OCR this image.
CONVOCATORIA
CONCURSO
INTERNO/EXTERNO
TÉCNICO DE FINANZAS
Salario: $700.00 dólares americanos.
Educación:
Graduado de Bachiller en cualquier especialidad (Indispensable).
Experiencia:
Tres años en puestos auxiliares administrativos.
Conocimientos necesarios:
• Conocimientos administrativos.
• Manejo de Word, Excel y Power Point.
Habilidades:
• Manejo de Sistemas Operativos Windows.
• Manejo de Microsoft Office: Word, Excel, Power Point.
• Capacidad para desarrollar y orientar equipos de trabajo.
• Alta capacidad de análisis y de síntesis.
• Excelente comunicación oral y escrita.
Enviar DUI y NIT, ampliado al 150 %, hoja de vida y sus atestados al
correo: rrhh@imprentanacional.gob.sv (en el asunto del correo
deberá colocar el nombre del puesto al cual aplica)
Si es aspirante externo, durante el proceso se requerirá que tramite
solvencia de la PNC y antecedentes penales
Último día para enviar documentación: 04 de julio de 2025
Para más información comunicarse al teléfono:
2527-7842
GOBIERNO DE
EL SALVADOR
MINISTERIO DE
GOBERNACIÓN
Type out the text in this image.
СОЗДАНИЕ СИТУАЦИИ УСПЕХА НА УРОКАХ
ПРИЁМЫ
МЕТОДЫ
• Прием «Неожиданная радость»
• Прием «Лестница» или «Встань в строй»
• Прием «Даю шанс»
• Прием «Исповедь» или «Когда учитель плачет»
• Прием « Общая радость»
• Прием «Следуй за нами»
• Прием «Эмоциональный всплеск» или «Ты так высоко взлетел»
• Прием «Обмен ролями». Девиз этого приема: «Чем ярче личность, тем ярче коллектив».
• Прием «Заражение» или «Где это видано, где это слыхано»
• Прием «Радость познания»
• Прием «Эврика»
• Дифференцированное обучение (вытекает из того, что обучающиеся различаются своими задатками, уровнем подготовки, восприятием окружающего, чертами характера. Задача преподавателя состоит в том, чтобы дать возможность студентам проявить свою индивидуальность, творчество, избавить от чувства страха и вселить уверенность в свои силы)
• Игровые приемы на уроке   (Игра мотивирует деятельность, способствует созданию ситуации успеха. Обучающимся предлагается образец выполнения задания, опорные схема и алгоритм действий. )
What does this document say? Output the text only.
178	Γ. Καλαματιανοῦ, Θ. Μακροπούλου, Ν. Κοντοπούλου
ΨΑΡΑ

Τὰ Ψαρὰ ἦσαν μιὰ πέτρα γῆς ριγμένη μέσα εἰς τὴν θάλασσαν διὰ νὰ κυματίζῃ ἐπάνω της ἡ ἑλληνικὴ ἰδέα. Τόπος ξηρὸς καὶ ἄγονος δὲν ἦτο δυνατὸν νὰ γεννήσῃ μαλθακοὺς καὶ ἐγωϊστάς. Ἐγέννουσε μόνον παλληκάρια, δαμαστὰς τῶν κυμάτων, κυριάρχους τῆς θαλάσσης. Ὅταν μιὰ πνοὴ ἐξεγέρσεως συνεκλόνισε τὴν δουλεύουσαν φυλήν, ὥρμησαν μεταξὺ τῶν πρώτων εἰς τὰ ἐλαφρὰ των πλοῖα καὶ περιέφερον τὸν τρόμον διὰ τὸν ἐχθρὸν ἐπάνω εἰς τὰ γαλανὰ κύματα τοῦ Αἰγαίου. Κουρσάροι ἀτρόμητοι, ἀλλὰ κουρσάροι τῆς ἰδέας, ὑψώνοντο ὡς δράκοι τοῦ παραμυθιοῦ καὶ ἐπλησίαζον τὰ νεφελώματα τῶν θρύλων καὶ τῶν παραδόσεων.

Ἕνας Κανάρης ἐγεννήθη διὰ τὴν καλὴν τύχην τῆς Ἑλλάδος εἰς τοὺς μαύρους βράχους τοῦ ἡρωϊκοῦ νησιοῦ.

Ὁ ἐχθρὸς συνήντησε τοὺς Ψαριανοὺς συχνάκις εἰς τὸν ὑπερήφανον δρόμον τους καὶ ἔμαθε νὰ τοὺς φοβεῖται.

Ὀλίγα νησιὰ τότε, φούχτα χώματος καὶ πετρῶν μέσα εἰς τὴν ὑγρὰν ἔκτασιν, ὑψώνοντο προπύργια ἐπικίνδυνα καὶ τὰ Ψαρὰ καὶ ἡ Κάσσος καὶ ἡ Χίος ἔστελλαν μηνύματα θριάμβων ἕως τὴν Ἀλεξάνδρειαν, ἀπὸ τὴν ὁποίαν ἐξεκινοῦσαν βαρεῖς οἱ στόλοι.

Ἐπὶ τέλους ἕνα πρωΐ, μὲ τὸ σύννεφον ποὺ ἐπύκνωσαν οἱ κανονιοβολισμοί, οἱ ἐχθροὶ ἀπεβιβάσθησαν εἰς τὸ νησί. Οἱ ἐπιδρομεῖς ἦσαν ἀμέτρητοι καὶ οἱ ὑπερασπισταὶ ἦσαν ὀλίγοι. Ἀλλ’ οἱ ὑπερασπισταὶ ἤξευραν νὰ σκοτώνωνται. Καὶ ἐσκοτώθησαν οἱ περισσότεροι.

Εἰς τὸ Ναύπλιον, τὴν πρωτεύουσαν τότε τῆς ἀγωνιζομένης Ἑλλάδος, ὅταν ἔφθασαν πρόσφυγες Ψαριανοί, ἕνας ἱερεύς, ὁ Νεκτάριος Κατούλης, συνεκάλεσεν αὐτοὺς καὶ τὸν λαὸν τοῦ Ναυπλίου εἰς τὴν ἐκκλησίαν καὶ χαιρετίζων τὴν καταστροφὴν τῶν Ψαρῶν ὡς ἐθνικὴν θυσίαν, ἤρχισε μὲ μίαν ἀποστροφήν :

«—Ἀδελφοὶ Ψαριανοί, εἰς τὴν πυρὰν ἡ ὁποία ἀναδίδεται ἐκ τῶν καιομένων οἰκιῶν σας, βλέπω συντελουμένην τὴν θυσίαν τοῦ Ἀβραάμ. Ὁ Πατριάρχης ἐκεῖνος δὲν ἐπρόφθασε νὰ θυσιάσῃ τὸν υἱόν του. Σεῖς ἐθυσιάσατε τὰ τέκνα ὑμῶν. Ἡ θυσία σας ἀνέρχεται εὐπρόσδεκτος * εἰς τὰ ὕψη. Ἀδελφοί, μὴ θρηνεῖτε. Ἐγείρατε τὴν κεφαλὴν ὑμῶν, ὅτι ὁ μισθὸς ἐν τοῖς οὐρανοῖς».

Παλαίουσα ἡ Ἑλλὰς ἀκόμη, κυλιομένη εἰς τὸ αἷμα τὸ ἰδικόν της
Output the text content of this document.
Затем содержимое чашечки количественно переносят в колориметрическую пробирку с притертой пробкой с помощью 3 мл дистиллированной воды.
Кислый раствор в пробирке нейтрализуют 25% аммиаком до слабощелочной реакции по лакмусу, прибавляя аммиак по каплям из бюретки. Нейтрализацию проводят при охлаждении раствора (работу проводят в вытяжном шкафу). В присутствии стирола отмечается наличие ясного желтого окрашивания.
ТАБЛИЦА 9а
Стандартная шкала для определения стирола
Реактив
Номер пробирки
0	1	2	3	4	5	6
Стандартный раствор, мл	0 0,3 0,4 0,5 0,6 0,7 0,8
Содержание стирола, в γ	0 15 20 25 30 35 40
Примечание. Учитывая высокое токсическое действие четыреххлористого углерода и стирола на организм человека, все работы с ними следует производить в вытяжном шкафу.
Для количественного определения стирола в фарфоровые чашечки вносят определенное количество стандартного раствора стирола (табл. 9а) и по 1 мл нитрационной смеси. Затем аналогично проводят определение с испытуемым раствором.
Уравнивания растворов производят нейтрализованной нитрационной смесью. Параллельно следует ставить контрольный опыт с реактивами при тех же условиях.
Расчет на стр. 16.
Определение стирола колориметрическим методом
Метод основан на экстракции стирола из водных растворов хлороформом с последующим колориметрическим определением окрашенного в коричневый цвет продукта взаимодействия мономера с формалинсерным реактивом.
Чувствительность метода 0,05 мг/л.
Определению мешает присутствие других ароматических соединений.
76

::::::::

Problem statement:
Write out each line of the data that holds the string "Power".

Right answer:
• Manejo de Word, Excel y Power Point.
• Manejo de Microsoft Office: Word, Excel, Power Point.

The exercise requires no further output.